> [Task statement]
Find the line that contains "Serialize everything readable" in the entries below. Restate it and every line after it, word for word, with no pictures.
======== Data for this task ========
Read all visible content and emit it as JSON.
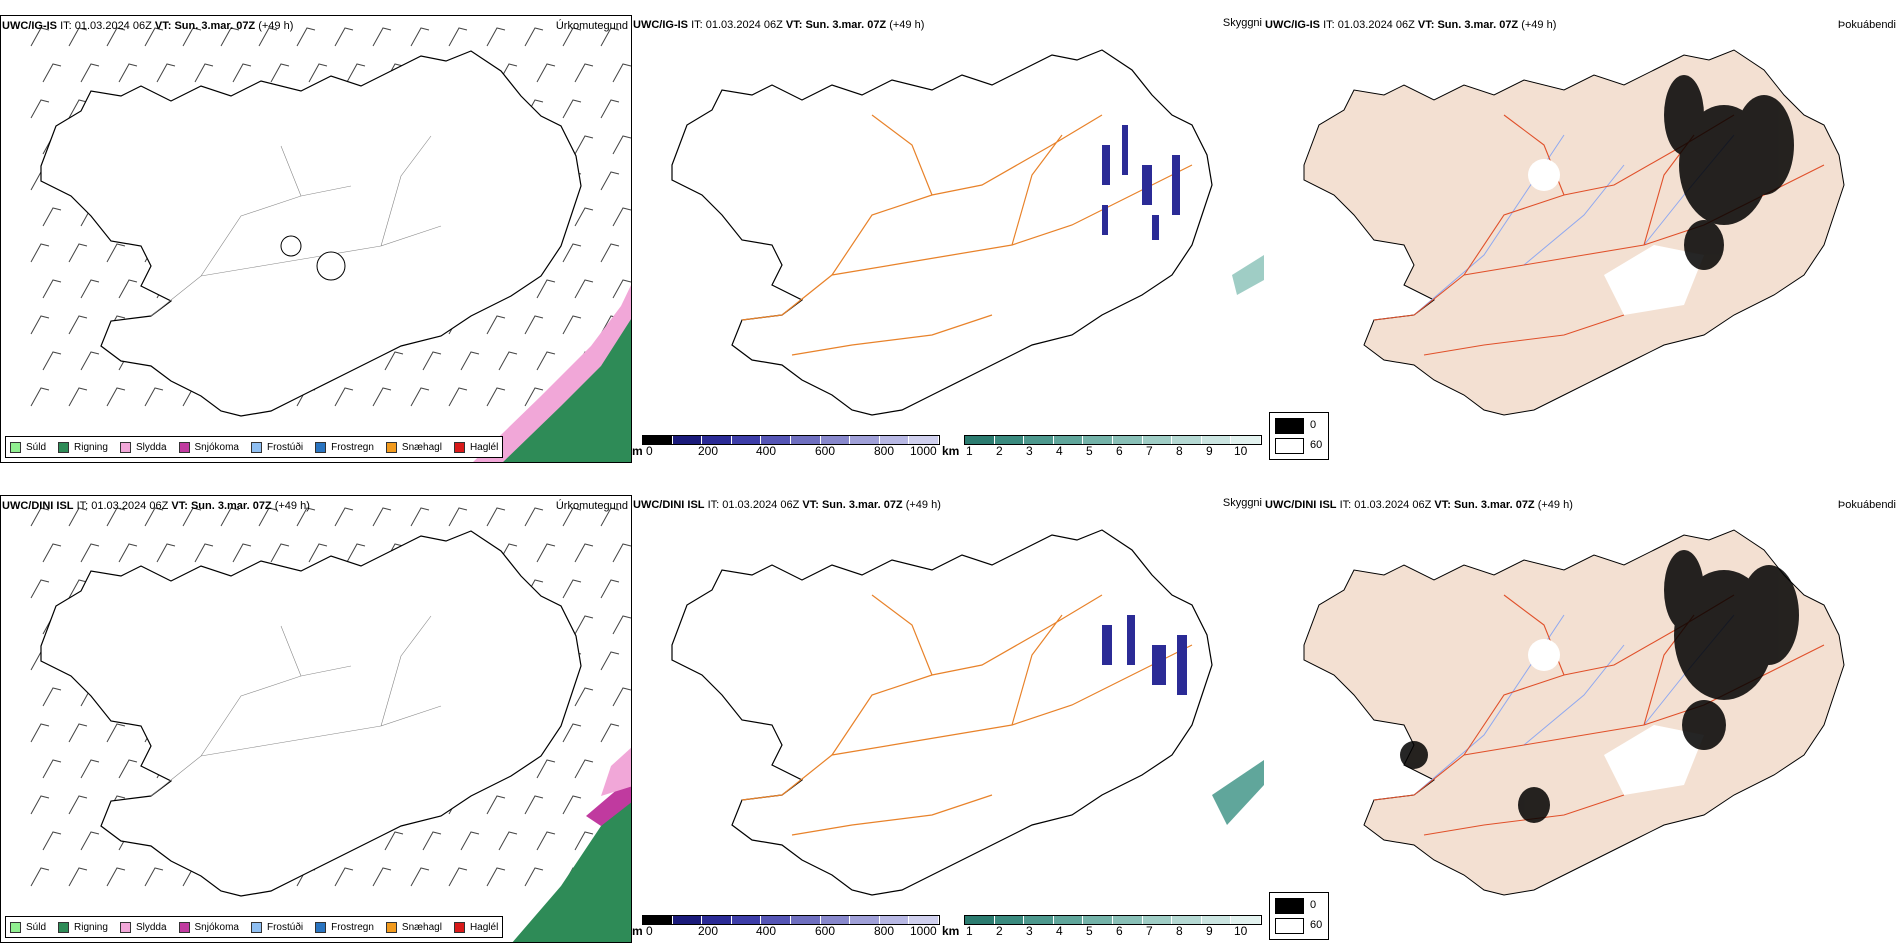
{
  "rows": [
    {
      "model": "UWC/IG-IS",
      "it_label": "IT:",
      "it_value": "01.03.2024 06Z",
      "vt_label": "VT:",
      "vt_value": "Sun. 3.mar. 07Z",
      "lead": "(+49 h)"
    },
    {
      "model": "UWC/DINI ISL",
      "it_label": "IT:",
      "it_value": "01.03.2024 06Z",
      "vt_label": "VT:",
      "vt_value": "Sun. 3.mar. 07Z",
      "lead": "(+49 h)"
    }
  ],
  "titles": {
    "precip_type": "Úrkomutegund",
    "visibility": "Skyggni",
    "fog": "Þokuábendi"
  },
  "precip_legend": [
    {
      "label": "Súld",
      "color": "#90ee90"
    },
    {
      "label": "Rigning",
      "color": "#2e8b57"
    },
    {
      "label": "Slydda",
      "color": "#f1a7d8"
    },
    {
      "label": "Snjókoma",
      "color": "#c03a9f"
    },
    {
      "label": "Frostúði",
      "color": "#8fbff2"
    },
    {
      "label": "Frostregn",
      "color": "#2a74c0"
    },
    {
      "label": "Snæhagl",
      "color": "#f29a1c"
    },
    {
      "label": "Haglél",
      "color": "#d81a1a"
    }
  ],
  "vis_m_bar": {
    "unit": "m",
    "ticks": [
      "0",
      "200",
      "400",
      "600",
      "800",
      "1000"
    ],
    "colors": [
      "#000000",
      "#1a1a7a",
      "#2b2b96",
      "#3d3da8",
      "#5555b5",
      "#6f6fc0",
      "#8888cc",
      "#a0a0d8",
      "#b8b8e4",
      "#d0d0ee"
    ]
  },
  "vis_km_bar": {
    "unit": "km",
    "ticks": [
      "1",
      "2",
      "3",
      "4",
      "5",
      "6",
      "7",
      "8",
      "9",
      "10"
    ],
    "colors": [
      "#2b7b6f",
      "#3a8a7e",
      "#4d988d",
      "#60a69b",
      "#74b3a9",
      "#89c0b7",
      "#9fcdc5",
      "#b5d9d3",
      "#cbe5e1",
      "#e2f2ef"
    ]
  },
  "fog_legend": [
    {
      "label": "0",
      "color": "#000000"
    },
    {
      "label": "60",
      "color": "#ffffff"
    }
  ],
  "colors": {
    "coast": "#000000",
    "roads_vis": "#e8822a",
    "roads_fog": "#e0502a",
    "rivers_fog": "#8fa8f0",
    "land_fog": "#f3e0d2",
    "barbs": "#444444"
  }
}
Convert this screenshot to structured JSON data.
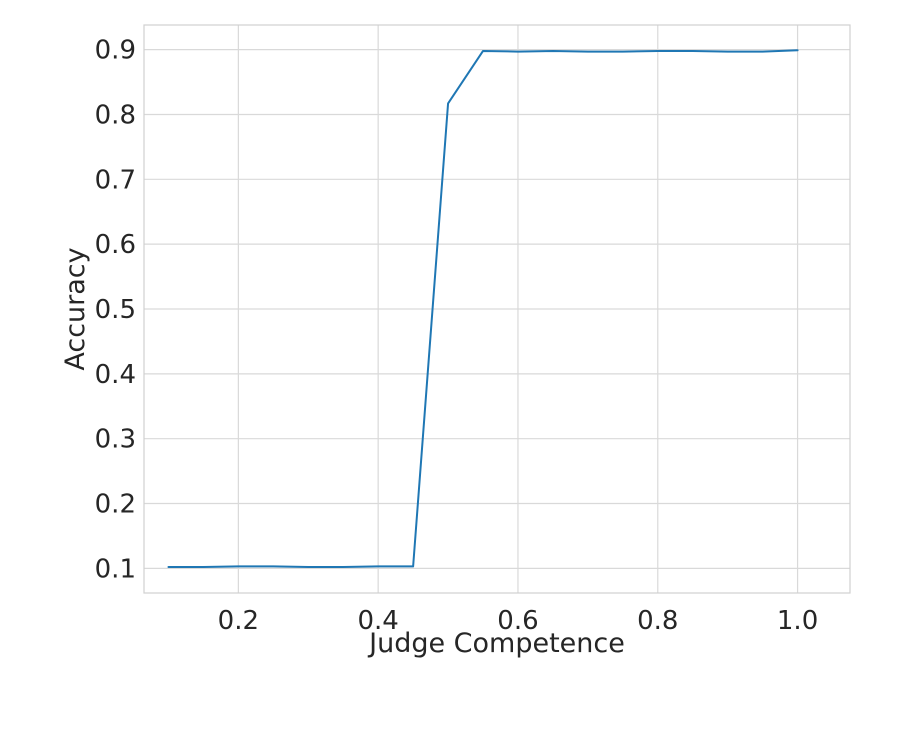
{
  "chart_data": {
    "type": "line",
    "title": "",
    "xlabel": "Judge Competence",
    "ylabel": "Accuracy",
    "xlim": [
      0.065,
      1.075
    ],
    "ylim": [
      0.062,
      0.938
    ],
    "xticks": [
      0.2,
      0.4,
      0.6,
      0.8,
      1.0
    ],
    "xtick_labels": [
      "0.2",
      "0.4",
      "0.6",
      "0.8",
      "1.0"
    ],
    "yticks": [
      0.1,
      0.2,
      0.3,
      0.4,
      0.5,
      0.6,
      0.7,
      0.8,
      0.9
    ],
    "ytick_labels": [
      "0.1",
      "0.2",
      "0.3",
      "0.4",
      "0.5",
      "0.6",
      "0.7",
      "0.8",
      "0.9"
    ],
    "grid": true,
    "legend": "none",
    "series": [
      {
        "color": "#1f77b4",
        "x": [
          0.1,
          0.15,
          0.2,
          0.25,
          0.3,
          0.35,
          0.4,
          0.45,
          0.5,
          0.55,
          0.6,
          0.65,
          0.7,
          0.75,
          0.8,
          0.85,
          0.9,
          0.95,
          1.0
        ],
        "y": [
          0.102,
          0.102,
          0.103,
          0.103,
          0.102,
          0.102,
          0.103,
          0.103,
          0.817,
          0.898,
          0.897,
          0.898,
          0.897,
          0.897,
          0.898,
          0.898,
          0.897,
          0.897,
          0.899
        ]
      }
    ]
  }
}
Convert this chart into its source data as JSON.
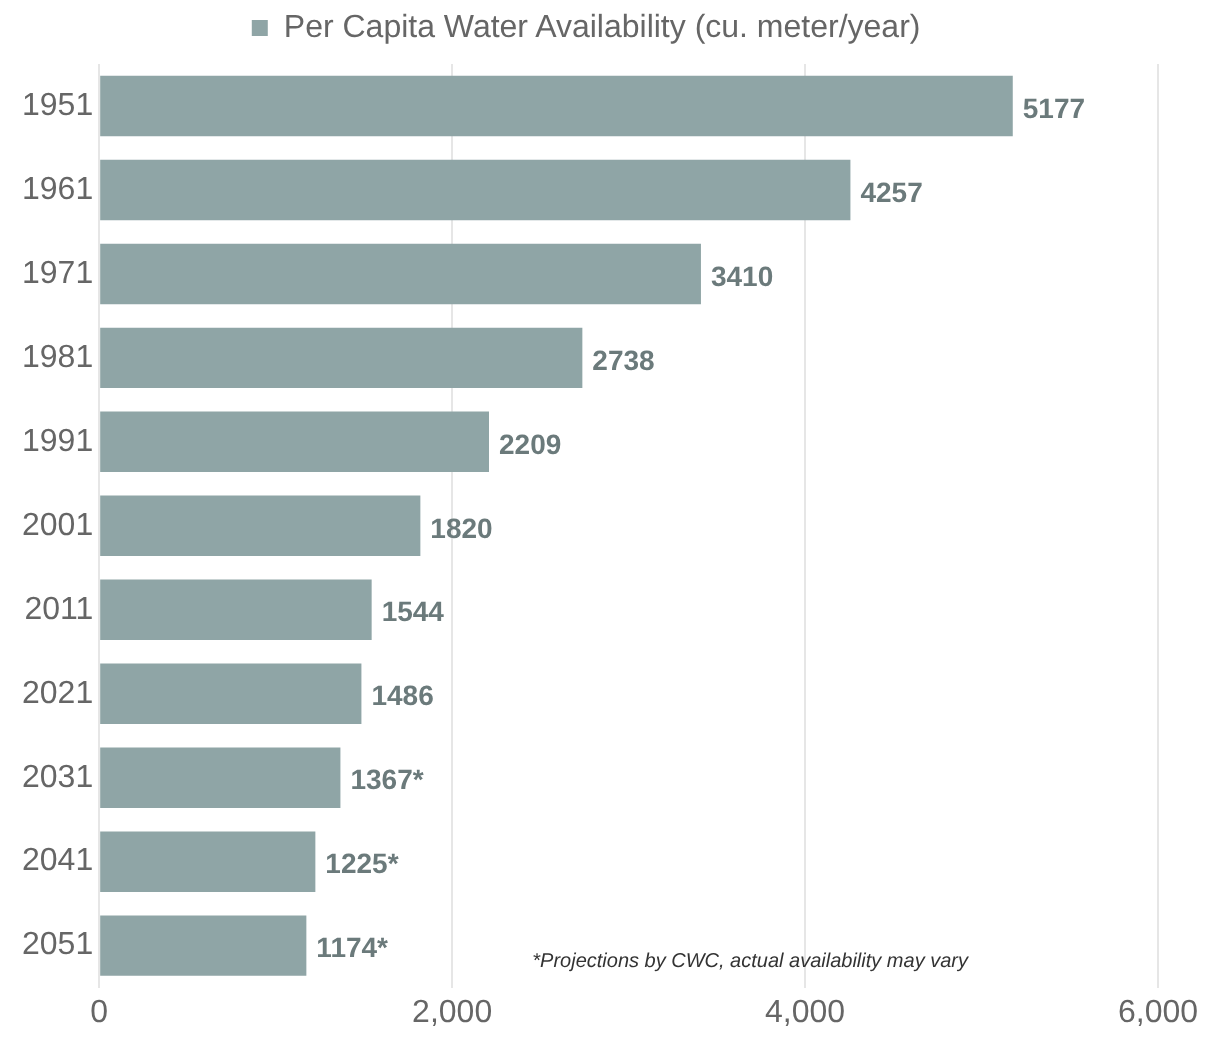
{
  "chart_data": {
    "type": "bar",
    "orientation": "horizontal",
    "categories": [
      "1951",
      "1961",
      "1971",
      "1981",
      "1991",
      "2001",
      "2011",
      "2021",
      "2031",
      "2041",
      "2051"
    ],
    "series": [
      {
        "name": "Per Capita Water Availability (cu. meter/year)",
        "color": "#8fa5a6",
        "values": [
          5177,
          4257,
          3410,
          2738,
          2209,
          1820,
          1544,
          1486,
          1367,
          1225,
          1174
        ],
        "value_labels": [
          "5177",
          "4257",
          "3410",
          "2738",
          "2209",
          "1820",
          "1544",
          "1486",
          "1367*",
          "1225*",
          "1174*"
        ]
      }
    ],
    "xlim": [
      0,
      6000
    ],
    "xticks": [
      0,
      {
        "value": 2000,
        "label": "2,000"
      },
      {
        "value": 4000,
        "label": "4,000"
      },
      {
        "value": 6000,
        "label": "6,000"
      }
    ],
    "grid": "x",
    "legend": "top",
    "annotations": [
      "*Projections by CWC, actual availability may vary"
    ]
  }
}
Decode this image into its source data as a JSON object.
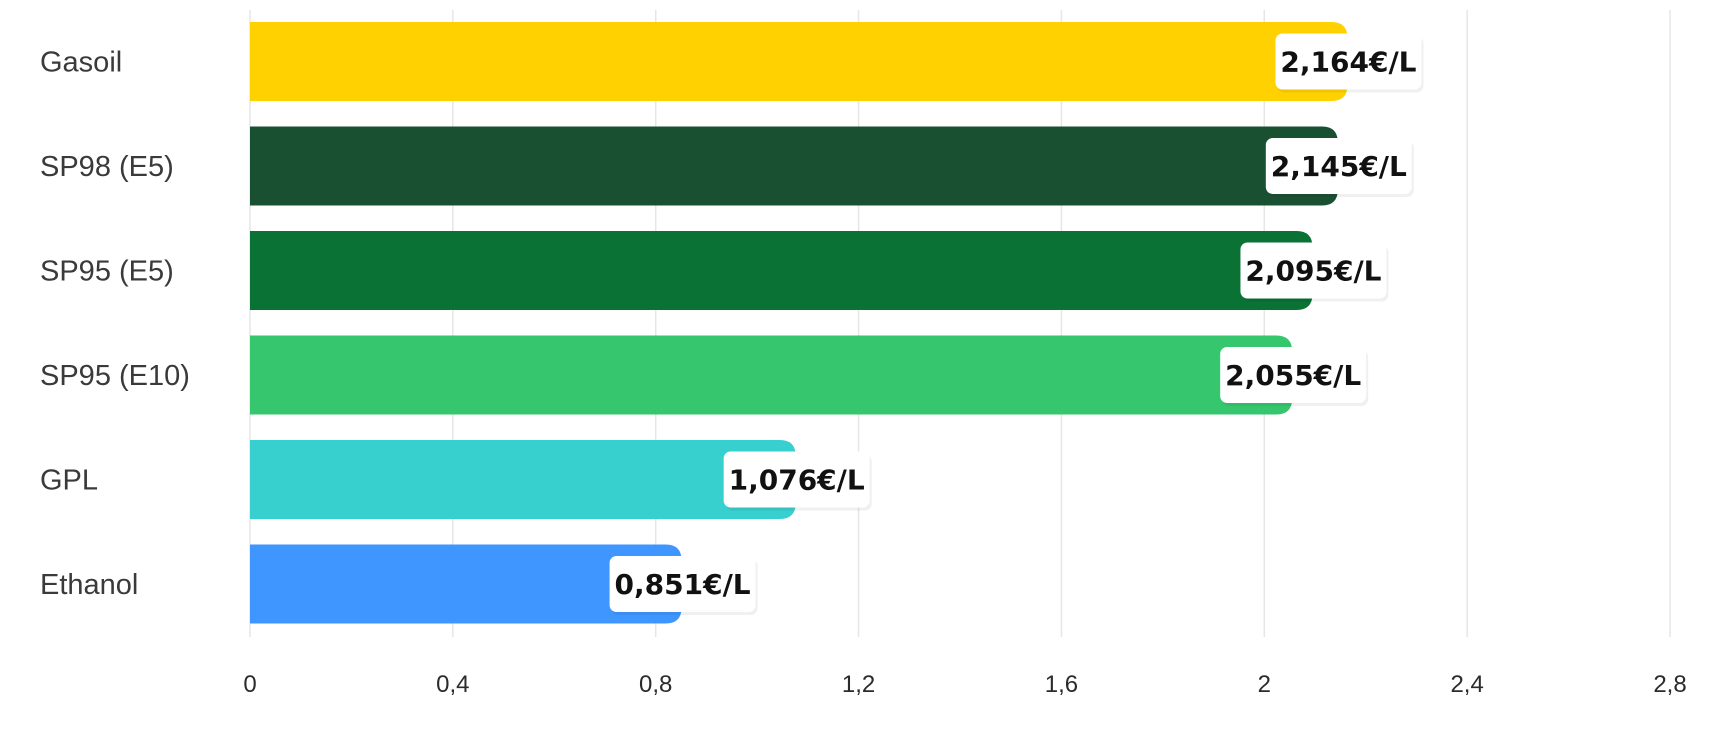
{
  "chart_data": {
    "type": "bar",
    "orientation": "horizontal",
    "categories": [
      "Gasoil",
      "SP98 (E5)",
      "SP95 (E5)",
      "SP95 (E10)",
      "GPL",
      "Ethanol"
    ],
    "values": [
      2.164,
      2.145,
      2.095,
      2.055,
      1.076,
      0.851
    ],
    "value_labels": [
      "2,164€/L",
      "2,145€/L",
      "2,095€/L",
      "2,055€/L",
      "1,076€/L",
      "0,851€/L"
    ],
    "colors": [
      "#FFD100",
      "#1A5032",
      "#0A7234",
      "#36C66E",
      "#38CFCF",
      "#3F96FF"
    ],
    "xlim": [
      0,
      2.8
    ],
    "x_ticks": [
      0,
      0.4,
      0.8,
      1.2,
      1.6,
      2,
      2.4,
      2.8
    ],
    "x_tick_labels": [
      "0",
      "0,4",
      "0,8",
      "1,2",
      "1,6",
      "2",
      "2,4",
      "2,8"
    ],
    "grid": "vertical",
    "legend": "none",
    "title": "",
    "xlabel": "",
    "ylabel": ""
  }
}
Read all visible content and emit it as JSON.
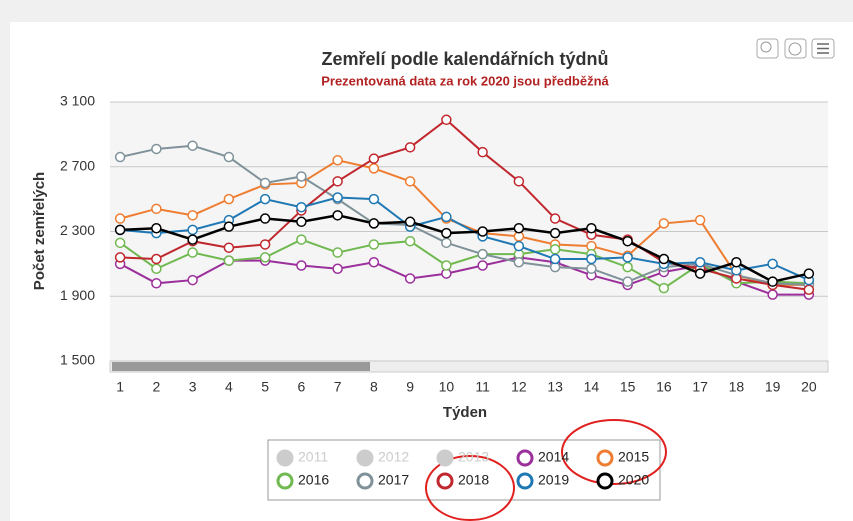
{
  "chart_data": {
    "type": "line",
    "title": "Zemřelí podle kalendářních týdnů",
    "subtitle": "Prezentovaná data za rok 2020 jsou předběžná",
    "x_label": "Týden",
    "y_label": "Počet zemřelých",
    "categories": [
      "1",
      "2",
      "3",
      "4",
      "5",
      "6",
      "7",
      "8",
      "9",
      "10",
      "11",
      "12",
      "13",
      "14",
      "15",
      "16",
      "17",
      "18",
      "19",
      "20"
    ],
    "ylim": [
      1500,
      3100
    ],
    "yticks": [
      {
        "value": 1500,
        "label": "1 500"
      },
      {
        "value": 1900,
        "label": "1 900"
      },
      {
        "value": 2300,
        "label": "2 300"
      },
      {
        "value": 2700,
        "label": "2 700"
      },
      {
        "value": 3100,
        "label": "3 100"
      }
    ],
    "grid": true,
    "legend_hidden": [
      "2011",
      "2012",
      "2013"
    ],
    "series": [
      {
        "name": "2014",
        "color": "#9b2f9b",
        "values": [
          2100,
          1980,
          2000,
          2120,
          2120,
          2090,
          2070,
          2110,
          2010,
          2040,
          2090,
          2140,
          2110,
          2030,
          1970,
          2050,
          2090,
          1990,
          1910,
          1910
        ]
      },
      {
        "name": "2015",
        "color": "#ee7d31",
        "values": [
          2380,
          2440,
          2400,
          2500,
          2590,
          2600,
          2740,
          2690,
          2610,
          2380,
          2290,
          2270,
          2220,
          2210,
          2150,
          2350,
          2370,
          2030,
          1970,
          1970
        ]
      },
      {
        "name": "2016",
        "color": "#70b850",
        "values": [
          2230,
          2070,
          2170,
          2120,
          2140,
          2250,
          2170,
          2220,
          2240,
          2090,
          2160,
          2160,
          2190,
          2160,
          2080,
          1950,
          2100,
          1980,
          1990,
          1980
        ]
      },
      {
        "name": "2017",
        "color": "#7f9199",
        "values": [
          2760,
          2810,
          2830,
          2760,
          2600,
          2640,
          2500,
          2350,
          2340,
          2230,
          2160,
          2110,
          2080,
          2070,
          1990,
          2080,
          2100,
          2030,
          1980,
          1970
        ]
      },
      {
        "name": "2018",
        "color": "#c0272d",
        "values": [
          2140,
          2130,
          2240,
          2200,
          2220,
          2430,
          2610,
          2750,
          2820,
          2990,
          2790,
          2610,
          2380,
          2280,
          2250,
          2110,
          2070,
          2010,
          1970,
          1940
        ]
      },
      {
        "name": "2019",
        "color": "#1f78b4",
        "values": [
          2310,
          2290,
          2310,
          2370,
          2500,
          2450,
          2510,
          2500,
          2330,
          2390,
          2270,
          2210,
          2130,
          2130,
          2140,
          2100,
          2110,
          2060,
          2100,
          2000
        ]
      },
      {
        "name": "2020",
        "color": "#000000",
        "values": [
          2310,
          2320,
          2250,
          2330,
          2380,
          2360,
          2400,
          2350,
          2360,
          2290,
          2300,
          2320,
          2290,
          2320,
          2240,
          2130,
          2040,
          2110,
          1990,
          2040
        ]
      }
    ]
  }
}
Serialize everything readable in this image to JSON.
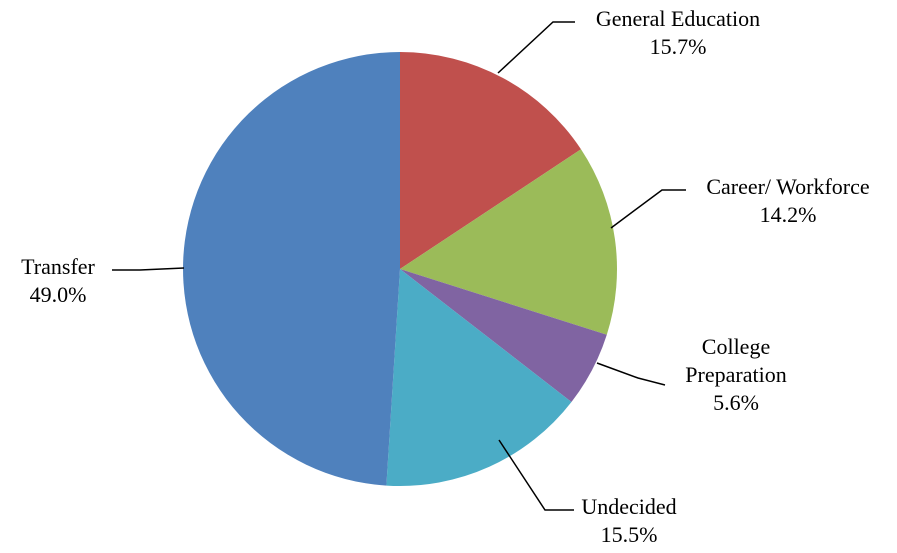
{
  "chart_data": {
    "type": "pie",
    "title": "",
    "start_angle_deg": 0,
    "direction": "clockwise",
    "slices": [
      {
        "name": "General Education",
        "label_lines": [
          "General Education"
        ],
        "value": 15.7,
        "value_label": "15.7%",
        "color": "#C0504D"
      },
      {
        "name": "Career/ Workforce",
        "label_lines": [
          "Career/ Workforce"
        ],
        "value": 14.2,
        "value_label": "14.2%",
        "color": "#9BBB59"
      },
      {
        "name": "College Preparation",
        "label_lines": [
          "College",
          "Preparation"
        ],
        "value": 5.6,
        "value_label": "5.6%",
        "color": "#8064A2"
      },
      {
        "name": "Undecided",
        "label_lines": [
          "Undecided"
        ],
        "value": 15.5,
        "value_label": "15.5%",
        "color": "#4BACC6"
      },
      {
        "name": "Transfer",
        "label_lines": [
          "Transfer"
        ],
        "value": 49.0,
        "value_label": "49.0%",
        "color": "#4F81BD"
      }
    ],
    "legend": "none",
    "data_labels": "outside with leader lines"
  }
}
========
> [Written answer]
Serialize everything readable in this image to JSON.
{
  "chart_data": {
    "type": "pie",
    "title": "",
    "start_angle_deg": 0,
    "direction": "clockwise",
    "slices": [
      {
        "name": "General Education",
        "label_lines": [
          "General Education"
        ],
        "value": 15.7,
        "value_label": "15.7%",
        "color": "#C0504D"
      },
      {
        "name": "Career/ Workforce",
        "label_lines": [
          "Career/ Workforce"
        ],
        "value": 14.2,
        "value_label": "14.2%",
        "color": "#9BBB59"
      },
      {
        "name": "College Preparation",
        "label_lines": [
          "College",
          "Preparation"
        ],
        "value": 5.6,
        "value_label": "5.6%",
        "color": "#8064A2"
      },
      {
        "name": "Undecided",
        "label_lines": [
          "Undecided"
        ],
        "value": 15.5,
        "value_label": "15.5%",
        "color": "#4BACC6"
      },
      {
        "name": "Transfer",
        "label_lines": [
          "Transfer"
        ],
        "value": 49.0,
        "value_label": "49.0%",
        "color": "#4F81BD"
      }
    ],
    "legend": "none",
    "data_labels": "outside with leader lines"
  }
}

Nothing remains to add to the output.